>> start DATA EXCERPTS

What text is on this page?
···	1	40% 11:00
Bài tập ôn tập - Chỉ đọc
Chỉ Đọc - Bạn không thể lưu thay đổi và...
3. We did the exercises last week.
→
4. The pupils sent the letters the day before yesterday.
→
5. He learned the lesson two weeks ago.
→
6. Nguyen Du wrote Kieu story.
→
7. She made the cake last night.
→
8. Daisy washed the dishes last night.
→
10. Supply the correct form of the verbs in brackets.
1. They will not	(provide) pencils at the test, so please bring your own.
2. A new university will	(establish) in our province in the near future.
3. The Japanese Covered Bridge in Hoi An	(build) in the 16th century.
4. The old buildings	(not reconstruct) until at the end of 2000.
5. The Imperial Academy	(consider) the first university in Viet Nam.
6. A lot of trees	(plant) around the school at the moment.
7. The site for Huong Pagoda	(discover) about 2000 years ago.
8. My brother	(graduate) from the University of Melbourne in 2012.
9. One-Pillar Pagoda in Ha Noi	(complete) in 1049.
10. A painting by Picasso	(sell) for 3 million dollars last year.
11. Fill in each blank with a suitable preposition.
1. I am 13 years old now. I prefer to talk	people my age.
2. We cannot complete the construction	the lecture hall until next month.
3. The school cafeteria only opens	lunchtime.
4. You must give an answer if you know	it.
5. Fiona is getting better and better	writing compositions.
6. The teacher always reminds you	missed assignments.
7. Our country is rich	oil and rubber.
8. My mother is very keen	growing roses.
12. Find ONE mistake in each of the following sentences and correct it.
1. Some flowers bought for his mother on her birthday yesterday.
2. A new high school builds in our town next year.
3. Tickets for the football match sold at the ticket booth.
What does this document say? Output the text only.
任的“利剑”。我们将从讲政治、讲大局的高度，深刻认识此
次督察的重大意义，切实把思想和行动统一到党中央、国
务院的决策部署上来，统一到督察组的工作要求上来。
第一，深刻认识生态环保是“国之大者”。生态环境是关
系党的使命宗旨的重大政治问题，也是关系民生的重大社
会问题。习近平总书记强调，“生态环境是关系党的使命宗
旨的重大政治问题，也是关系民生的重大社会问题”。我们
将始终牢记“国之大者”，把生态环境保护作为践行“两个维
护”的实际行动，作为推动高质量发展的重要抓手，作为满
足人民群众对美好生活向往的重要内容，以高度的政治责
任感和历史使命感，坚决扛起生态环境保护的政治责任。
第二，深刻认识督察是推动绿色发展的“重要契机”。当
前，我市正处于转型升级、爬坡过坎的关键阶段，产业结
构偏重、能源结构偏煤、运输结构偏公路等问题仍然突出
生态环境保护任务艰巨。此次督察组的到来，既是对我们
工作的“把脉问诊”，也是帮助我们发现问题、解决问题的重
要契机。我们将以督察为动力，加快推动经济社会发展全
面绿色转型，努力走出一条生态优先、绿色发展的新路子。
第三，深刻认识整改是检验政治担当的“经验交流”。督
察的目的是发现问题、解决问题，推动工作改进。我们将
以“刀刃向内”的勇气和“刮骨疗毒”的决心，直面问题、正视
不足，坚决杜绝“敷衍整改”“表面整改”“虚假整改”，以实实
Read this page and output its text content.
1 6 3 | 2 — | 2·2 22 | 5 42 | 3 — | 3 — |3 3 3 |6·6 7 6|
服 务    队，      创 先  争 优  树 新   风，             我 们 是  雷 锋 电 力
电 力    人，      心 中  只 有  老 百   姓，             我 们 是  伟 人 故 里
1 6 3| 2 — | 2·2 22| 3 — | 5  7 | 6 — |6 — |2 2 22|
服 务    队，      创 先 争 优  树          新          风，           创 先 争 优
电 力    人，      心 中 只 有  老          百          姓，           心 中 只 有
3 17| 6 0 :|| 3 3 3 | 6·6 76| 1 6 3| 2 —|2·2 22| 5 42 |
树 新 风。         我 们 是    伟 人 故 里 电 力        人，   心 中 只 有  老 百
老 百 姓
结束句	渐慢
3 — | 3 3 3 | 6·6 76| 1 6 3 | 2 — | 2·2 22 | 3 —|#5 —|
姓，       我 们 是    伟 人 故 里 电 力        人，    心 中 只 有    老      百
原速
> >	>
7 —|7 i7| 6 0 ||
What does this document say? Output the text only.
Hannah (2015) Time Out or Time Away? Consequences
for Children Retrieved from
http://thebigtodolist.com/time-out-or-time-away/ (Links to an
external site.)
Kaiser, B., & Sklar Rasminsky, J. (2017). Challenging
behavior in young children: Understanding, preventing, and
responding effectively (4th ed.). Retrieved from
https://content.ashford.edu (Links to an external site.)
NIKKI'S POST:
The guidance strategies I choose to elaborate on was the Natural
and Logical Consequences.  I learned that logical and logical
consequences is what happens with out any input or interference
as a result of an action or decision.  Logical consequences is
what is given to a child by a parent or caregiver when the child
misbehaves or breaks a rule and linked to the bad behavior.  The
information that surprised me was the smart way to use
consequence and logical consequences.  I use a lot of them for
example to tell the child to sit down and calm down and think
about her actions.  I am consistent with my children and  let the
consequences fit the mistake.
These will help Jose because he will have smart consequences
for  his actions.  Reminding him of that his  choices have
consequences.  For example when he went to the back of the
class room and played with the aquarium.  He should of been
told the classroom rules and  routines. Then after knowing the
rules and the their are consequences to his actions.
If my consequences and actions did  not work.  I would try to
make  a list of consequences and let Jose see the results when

>> end DATA EXCERPTS

- _REQUIREMENT_:
Each entry above is to be printed again exactly.

- _THE ANSWER_:
What text is on this page?
···	1	40% 11:00
Bài tập ôn tập - Chỉ đọc
Chỉ Đọc - Bạn không thể lưu thay đổi và...
3. We did the exercises last week.
→
4. The pupils sent the letters the day before yesterday.
→
5. He learned the lesson two weeks ago.
→
6. Nguyen Du wrote Kieu story.
→
7. She made the cake last night.
→
8. Daisy washed the dishes last night.
→
10. Supply the correct form of the verbs in brackets.
1. They will not	(provide) pencils at the test, so please bring your own.
2. A new university will	(establish) in our province in the near future.
3. The Japanese Covered Bridge in Hoi An	(build) in the 16th century.
4. The old buildings	(not reconstruct) until at the end of 2000.
5. The Imperial Academy	(consider) the first university in Viet Nam.
6. A lot of trees	(plant) around the school at the moment.
7. The site for Huong Pagoda	(discover) about 2000 years ago.
8. My brother	(graduate) from the University of Melbourne in 2012.
9. One-Pillar Pagoda in Ha Noi	(complete) in 1049.
10. A painting by Picasso	(sell) for 3 million dollars last year.
11. Fill in each blank with a suitable preposition.
1. I am 13 years old now. I prefer to talk	people my age.
2. We cannot complete the construction	the lecture hall until next month.
3. The school cafeteria only opens	lunchtime.
4. You must give an answer if you know	it.
5. Fiona is getting better and better	writing compositions.
6. The teacher always reminds you	missed assignments.
7. Our country is rich	oil and rubber.
8. My mother is very keen	growing roses.
12. Find ONE mistake in each of the following sentences and correct it.
1. Some flowers bought for his mother on her birthday yesterday.
2. A new high school builds in our town next year.
3. Tickets for the football match sold at the ticket booth.
What does this document say? Output the text only.
任的“利剑”。我们将从讲政治、讲大局的高度，深刻认识此
次督察的重大意义，切实把思想和行动统一到党中央、国
务院的决策部署上来，统一到督察组的工作要求上来。
第一，深刻认识生态环保是“国之大者”。生态环境是关
系党的使命宗旨的重大政治问题，也是关系民生的重大社
会问题。习近平总书记强调，“生态环境是关系党的使命宗
旨的重大政治问题，也是关系民生的重大社会问题”。我们
将始终牢记“国之大者”，把生态环境保护作为践行“两个维
护”的实际行动，作为推动高质量发展的重要抓手，作为满
足人民群众对美好生活向往的重要内容，以高度的政治责
任感和历史使命感，坚决扛起生态环境保护的政治责任。
第二，深刻认识督察是推动绿色发展的“重要契机”。当
前，我市正处于转型升级、爬坡过坎的关键阶段，产业结
构偏重、能源结构偏煤、运输结构偏公路等问题仍然突出
生态环境保护任务艰巨。此次督察组的到来，既是对我们
工作的“把脉问诊”，也是帮助我们发现问题、解决问题的重
要契机。我们将以督察为动力，加快推动经济社会发展全
面绿色转型，努力走出一条生态优先、绿色发展的新路子。
第三，深刻认识整改是检验政治担当的“经验交流”。督
察的目的是发现问题、解决问题，推动工作改进。我们将
以“刀刃向内”的勇气和“刮骨疗毒”的决心，直面问题、正视
不足，坚决杜绝“敷衍整改”“表面整改”“虚假整改”，以实实
Read this page and output its text content.
1 6 3 | 2 — | 2·2 22 | 5 42 | 3 — | 3 — |3 3 3 |6·6 7 6|
服 务    队，      创 先  争 优  树 新   风，             我 们 是  雷 锋 电 力
电 力    人，      心 中  只 有  老 百   姓，             我 们 是  伟 人 故 里
1 6 3| 2 — | 2·2 22| 3 — | 5  7 | 6 — |6 — |2 2 22|
服 务    队，      创 先 争 优  树          新          风，           创 先 争 优
电 力    人，      心 中 只 有  老          百          姓，           心 中 只 有
3 17| 6 0 :|| 3 3 3 | 6·6 76| 1 6 3| 2 —|2·2 22| 5 42 |
树 新 风。         我 们 是    伟 人 故 里 电 力        人，   心 中 只 有  老 百
老 百 姓
结束句	渐慢
3 — | 3 3 3 | 6·6 76| 1 6 3 | 2 — | 2·2 22 | 3 —|#5 —|
姓，       我 们 是    伟 人 故 里 电 力        人，    心 中 只 有    老      百
原速
> >	>
7 —|7 i7| 6 0 ||
What does this document say? Output the text only.
Hannah (2015) Time Out or Time Away? Consequences
for Children Retrieved from
http://thebigtodolist.com/time-out-or-time-away/ (Links to an
external site.)
Kaiser, B., & Sklar Rasminsky, J. (2017). Challenging
behavior in young children: Understanding, preventing, and
responding effectively (4th ed.). Retrieved from
https://content.ashford.edu (Links to an external site.)
NIKKI'S POST:
The guidance strategies I choose to elaborate on was the Natural
and Logical Consequences.  I learned that logical and logical
consequences is what happens with out any input or interference
as a result of an action or decision.  Logical consequences is
what is given to a child by a parent or caregiver when the child
misbehaves or breaks a rule and linked to the bad behavior.  The
information that surprised me was the smart way to use
consequence and logical consequences.  I use a lot of them for
example to tell the child to sit down and calm down and think
about her actions.  I am consistent with my children and  let the
consequences fit the mistake.
These will help Jose because he will have smart consequences
for  his actions.  Reminding him of that his  choices have
consequences.  For example when he went to the back of the
class room and played with the aquarium.  He should of been
told the classroom rules and  routines. Then after knowing the
rules and the their are consequences to his actions.
If my consequences and actions did  not work.  I would try to
make  a list of consequences and let Jose see the results when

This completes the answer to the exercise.